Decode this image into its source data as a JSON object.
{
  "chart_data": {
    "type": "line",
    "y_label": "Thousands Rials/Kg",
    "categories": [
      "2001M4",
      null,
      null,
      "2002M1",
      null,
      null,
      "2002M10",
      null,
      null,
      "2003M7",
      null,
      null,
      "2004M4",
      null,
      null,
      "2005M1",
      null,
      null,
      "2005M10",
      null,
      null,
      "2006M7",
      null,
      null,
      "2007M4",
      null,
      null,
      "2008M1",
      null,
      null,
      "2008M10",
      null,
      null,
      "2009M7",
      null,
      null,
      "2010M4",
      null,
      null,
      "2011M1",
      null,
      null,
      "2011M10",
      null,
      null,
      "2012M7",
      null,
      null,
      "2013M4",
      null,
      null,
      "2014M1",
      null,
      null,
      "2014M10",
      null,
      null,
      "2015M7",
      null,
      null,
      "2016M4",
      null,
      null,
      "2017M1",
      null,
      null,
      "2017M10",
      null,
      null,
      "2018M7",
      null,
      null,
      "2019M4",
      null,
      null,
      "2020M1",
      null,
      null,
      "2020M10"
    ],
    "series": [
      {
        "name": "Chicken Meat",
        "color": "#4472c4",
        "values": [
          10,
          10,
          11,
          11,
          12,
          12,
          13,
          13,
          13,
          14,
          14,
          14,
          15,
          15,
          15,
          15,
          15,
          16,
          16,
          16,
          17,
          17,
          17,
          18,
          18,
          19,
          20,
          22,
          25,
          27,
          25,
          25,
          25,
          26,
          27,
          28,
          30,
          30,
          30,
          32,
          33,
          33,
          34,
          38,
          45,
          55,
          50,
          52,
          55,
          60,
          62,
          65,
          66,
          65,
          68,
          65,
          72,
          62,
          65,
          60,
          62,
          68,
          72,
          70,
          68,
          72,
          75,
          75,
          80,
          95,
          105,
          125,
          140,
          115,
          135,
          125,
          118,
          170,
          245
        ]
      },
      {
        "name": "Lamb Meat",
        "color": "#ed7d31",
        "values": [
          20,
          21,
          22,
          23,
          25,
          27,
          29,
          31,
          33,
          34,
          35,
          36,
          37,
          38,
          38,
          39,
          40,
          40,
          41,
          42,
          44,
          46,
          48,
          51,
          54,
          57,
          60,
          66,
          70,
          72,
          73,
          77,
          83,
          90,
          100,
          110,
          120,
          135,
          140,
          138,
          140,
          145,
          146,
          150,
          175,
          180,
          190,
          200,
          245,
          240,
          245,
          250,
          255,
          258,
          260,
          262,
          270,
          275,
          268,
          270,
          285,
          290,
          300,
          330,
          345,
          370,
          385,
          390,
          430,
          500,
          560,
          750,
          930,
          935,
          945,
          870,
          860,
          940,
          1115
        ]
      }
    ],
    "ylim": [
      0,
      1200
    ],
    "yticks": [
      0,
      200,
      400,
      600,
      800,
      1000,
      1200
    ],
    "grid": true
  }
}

What you should do: Above are the records; copy all of them exactly.

Written response:
Decode this image into its source data as a JSON object.
{
  "chart_data": {
    "type": "line",
    "y_label": "Thousands Rials/Kg",
    "categories": [
      "2001M4",
      null,
      null,
      "2002M1",
      null,
      null,
      "2002M10",
      null,
      null,
      "2003M7",
      null,
      null,
      "2004M4",
      null,
      null,
      "2005M1",
      null,
      null,
      "2005M10",
      null,
      null,
      "2006M7",
      null,
      null,
      "2007M4",
      null,
      null,
      "2008M1",
      null,
      null,
      "2008M10",
      null,
      null,
      "2009M7",
      null,
      null,
      "2010M4",
      null,
      null,
      "2011M1",
      null,
      null,
      "2011M10",
      null,
      null,
      "2012M7",
      null,
      null,
      "2013M4",
      null,
      null,
      "2014M1",
      null,
      null,
      "2014M10",
      null,
      null,
      "2015M7",
      null,
      null,
      "2016M4",
      null,
      null,
      "2017M1",
      null,
      null,
      "2017M10",
      null,
      null,
      "2018M7",
      null,
      null,
      "2019M4",
      null,
      null,
      "2020M1",
      null,
      null,
      "2020M10"
    ],
    "series": [
      {
        "name": "Chicken Meat",
        "color": "#4472c4",
        "values": [
          10,
          10,
          11,
          11,
          12,
          12,
          13,
          13,
          13,
          14,
          14,
          14,
          15,
          15,
          15,
          15,
          15,
          16,
          16,
          16,
          17,
          17,
          17,
          18,
          18,
          19,
          20,
          22,
          25,
          27,
          25,
          25,
          25,
          26,
          27,
          28,
          30,
          30,
          30,
          32,
          33,
          33,
          34,
          38,
          45,
          55,
          50,
          52,
          55,
          60,
          62,
          65,
          66,
          65,
          68,
          65,
          72,
          62,
          65,
          60,
          62,
          68,
          72,
          70,
          68,
          72,
          75,
          75,
          80,
          95,
          105,
          125,
          140,
          115,
          135,
          125,
          118,
          170,
          245
        ]
      },
      {
        "name": "Lamb Meat",
        "color": "#ed7d31",
        "values": [
          20,
          21,
          22,
          23,
          25,
          27,
          29,
          31,
          33,
          34,
          35,
          36,
          37,
          38,
          38,
          39,
          40,
          40,
          41,
          42,
          44,
          46,
          48,
          51,
          54,
          57,
          60,
          66,
          70,
          72,
          73,
          77,
          83,
          90,
          100,
          110,
          120,
          135,
          140,
          138,
          140,
          145,
          146,
          150,
          175,
          180,
          190,
          200,
          245,
          240,
          245,
          250,
          255,
          258,
          260,
          262,
          270,
          275,
          268,
          270,
          285,
          290,
          300,
          330,
          345,
          370,
          385,
          390,
          430,
          500,
          560,
          750,
          930,
          935,
          945,
          870,
          860,
          940,
          1115
        ]
      }
    ],
    "ylim": [
      0,
      1200
    ],
    "yticks": [
      0,
      200,
      400,
      600,
      800,
      1000,
      1200
    ],
    "grid": true
  }
}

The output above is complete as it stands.